Stated task:
Retype all the entries word for word, but omit the pictures.
---------- Raw data ----------
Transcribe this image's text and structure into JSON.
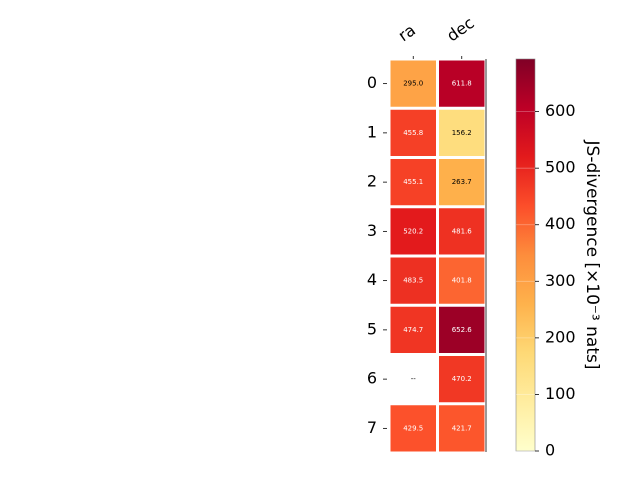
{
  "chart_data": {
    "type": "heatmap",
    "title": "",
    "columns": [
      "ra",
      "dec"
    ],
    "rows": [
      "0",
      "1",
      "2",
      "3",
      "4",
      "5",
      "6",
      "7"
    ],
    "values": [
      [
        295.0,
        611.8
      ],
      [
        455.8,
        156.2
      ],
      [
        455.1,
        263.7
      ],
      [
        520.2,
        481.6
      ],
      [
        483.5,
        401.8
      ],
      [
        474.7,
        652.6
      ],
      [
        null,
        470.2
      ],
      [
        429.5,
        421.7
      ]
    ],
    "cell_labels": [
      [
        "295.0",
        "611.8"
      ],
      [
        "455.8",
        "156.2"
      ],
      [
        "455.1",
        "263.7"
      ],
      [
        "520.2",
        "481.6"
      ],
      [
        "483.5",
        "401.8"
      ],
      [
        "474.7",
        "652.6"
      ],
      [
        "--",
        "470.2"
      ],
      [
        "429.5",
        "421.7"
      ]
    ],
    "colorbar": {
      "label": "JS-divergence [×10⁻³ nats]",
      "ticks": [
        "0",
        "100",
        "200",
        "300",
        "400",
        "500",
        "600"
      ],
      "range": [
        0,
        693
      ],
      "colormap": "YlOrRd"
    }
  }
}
----------
Worked solution:
Transcribe this image's text and structure into JSON.
{
  "chart_data": {
    "type": "heatmap",
    "title": "",
    "columns": [
      "ra",
      "dec"
    ],
    "rows": [
      "0",
      "1",
      "2",
      "3",
      "4",
      "5",
      "6",
      "7"
    ],
    "values": [
      [
        295.0,
        611.8
      ],
      [
        455.8,
        156.2
      ],
      [
        455.1,
        263.7
      ],
      [
        520.2,
        481.6
      ],
      [
        483.5,
        401.8
      ],
      [
        474.7,
        652.6
      ],
      [
        null,
        470.2
      ],
      [
        429.5,
        421.7
      ]
    ],
    "cell_labels": [
      [
        "295.0",
        "611.8"
      ],
      [
        "455.8",
        "156.2"
      ],
      [
        "455.1",
        "263.7"
      ],
      [
        "520.2",
        "481.6"
      ],
      [
        "483.5",
        "401.8"
      ],
      [
        "474.7",
        "652.6"
      ],
      [
        "--",
        "470.2"
      ],
      [
        "429.5",
        "421.7"
      ]
    ],
    "colorbar": {
      "label": "JS-divergence [×10⁻³ nats]",
      "ticks": [
        "0",
        "100",
        "200",
        "300",
        "400",
        "500",
        "600"
      ],
      "range": [
        0,
        693
      ],
      "colormap": "YlOrRd"
    }
  }
}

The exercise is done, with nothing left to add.